## Task objective
Check each line of the listing for the string "يقول", count the lines that have it, and answer with that number only.

## Entries provided

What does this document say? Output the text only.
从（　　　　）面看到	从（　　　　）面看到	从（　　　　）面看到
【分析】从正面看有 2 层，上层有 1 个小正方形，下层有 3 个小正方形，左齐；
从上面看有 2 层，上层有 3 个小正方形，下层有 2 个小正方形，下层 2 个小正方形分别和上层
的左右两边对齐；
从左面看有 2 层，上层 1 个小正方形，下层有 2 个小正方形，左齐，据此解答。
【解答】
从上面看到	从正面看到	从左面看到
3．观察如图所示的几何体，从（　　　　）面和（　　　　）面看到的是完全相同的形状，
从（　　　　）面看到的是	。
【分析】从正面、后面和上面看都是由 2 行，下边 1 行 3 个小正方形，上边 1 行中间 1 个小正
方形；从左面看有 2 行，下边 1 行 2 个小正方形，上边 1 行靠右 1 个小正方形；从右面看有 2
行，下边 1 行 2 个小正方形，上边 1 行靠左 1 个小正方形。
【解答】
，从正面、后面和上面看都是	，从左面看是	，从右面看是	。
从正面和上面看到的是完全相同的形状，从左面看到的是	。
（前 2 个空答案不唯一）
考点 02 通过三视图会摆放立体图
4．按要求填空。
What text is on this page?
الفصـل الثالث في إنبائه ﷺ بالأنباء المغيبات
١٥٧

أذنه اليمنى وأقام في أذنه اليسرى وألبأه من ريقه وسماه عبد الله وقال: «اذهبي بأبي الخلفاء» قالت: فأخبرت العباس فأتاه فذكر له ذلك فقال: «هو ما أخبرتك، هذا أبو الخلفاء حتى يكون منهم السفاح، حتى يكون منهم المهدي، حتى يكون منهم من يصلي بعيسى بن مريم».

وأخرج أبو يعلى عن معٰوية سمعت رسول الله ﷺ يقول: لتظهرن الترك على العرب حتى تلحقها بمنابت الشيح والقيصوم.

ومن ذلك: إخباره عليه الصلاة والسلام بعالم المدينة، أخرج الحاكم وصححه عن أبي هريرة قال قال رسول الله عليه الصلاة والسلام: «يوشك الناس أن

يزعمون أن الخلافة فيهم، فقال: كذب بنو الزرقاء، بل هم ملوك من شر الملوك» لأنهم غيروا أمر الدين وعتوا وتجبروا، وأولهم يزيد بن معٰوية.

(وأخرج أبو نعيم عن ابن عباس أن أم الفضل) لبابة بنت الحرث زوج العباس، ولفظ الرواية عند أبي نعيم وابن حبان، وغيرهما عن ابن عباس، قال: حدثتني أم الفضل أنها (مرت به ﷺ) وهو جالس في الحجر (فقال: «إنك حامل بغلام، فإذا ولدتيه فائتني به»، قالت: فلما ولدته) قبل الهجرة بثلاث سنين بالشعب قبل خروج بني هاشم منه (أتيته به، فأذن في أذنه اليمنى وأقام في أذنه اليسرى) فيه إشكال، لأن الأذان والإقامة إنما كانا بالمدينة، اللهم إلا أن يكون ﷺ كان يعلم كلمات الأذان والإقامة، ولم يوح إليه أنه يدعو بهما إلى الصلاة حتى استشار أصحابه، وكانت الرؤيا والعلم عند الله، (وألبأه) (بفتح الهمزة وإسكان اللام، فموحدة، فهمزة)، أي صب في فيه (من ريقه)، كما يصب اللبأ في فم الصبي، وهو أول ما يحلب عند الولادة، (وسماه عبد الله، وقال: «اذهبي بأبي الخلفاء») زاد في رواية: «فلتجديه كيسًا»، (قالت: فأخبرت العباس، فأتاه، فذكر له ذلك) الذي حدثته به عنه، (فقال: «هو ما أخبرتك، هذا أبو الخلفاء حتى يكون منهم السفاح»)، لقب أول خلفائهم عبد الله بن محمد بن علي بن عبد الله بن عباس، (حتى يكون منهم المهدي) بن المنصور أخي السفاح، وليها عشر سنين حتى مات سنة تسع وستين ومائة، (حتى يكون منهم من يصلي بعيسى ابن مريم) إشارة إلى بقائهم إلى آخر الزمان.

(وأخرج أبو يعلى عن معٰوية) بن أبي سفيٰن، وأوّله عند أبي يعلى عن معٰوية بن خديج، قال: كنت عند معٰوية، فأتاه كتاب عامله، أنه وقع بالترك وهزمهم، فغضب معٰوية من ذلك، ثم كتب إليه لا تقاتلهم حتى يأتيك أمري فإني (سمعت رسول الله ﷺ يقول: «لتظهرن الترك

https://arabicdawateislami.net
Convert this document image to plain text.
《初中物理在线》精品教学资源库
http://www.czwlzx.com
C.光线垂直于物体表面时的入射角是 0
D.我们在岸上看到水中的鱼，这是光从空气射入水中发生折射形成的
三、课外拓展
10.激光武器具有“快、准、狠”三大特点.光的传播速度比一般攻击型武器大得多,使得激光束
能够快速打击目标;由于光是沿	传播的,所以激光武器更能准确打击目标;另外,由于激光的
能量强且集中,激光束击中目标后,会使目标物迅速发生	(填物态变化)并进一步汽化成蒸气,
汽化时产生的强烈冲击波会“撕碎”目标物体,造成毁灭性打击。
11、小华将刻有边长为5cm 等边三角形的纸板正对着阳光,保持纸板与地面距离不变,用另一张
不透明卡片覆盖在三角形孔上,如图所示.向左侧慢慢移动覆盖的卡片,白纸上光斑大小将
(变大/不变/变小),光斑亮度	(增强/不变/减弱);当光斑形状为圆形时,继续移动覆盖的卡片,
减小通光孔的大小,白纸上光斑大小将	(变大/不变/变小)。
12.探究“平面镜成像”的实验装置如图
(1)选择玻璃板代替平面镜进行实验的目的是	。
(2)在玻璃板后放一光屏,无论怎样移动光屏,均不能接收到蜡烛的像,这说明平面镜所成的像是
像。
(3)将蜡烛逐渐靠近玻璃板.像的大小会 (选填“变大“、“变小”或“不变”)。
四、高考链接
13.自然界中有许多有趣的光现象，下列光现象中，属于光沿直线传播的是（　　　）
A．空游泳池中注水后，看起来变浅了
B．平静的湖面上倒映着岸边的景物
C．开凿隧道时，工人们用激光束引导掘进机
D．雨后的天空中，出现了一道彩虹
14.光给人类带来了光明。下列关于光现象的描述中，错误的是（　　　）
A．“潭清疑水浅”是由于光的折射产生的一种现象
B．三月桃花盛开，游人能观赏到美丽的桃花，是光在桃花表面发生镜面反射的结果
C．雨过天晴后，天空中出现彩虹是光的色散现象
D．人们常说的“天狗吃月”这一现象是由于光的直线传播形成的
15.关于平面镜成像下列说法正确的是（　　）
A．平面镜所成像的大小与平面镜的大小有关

## Answer to this task
2